Determine the number of lines holding the word "this"; answer with that number only.

>> Start Exercise material

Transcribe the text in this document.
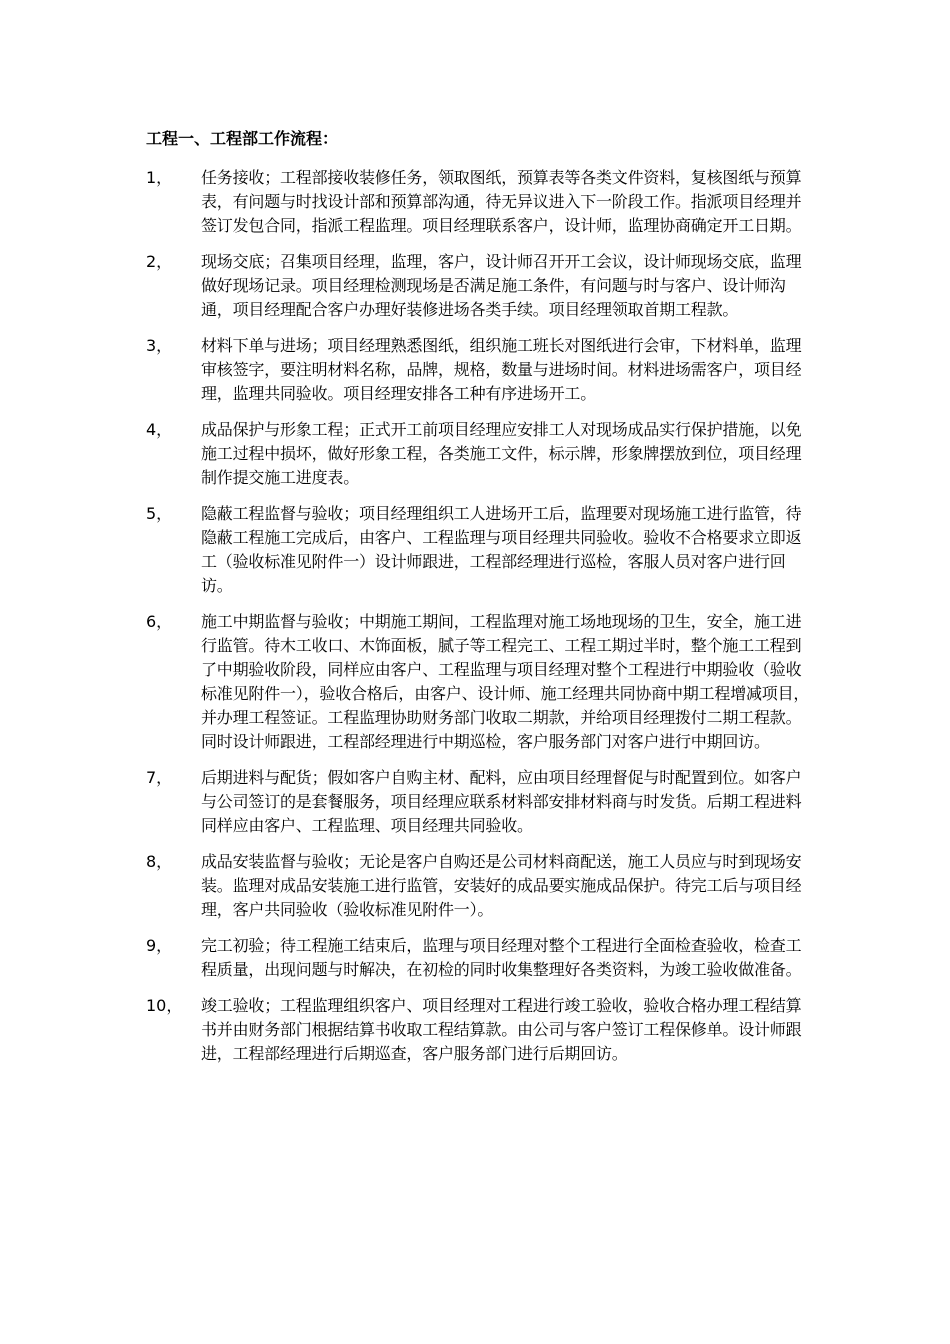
工程一、工程部工作流程：
1，	任务接收；工程部接收装修任务，领取图纸，预算表等各类文件资料，复核图纸与预算表，有问题与时找设计部和预算部沟通，待无异议进入下一阶段工作。指派项目经理并签订发包合同，指派工程监理。项目经理联系客户，设计师，监理协商确定开工日期。
2，	现场交底；召集项目经理，监理，客户，设计师召开开工会议，设计师现场交底，监理做好现场记录。项目经理检测现场是否满足施工条件，有问题与时与客户、设计师沟通，项目经理配合客户办理好装修进场各类手续。项目经理领取首期工程款。
3，	材料下单与进场；项目经理熟悉图纸，组织施工班长对图纸进行会审，下材料单，监理审核签字，要注明材料名称，品牌，规格，数量与进场时间。材料进场需客户，项目经理，监理共同验收。项目经理安排各工种有序进场开工。
4，	成品保护与形象工程；正式开工前项目经理应安排工人对现场成品实行保护措施，以免施工过程中损坏，做好形象工程，各类施工文件，标示牌，形象牌摆放到位，项目经理制作提交施工进度表。
5，	隐蔽工程监督与验收；项目经理组织工人进场开工后，监理要对现场施工进行监管，待隐蔽工程施工完成后，由客户、工程监理与项目经理共同验收。验收不合格要求立即返工（验收标准见附件一）设计师跟进，工程部经理进行巡检，客服人员对客户进行回访。
6，	施工中期监督与验收；中期施工期间，工程监理对施工场地现场的卫生，安全，施工进行监管。待木工收口、木饰面板，腻子等工程完工、工程工期过半时，整个施工工程到了中期验收阶段，同样应由客户、工程监理与项目经理对整个工程进行中期验收（验收标准见附件一），验收合格后，由客户、设计师、施工经理共同协商中期工程增减项目，并办理工程签证。工程监理协助财务部门收取二期款，并给项目经理拨付二期工程款。同时设计师跟进，工程部经理进行中期巡检，客户服务部门对客户进行中期回访。
7，	后期进料与配货；假如客户自购主材、配料，应由项目经理督促与时配置到位。如客户与公司签订的是套餐服务，项目经理应联系材料部安排材料商与时发货。后期工程进料同样应由客户、工程监理、项目经理共同验收。
8，	成品安装监督与验收；无论是客户自购还是公司材料商配送，施工人员应与时到现场安装。监理对成品安装施工进行监管，安装好的成品要实施成品保护。待完工后与项目经理，客户共同验收（验收标准见附件一）。
9，	完工初验；待工程施工结束后，监理与项目经理对整个工程进行全面检查验收，检查工程质量，出现问题与时解决，在初检的同时收集整理好各类资料，为竣工验收做准备。
10，	竣工验收；工程监理组织客户、项目经理对工程进行竣工验收，验收合格办理工程结算书并由财务部门根据结算书收取工程结算款。由公司与客户签订工程保修单。设计师跟进，工程部经理进行后期巡查，客户服务部门进行后期回访。
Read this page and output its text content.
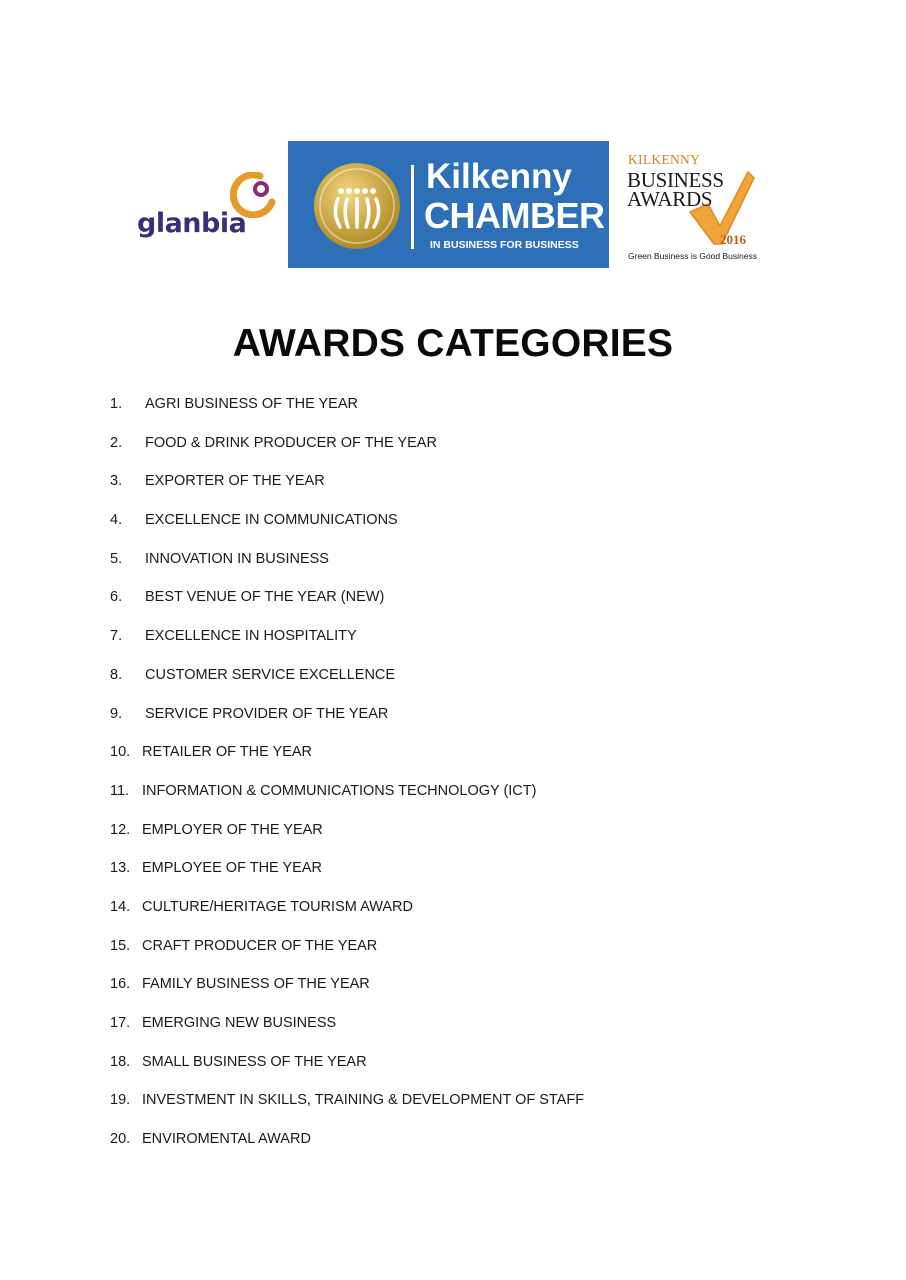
glanbia
Kilkenny
CHAMBER
IN BUSINESS FOR BUSINESS
KILKENNY
BUSINESS
AWARDS
2016
Green Business is Good Business
AWARDS CATEGORIES
1. AGRI BUSINESS OF THE YEAR
2. FOOD & DRINK PRODUCER OF THE YEAR
3. EXPORTER OF THE YEAR
4. EXCELLENCE IN COMMUNICATIONS
5. INNOVATION IN BUSINESS
6. BEST VENUE OF THE YEAR (NEW)
7. EXCELLENCE IN HOSPITALITY
8. CUSTOMER SERVICE EXCELLENCE
9. SERVICE PROVIDER OF THE YEAR
10. RETAILER OF THE YEAR
11. INFORMATION & COMMUNICATIONS TECHNOLOGY (ICT)
12. EMPLOYER OF THE YEAR
13. EMPLOYEE OF THE YEAR
14. CULTURE/HERITAGE TOURISM AWARD
15. CRAFT PRODUCER OF THE YEAR
16. FAMILY BUSINESS OF THE YEAR
17. EMERGING NEW BUSINESS
18. SMALL BUSINESS OF THE YEAR
19. INVESTMENT IN SKILLS, TRAINING & DEVELOPMENT OF STAFF
20. ENVIROMENTAL AWARD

>> End Exercise material

# The response
2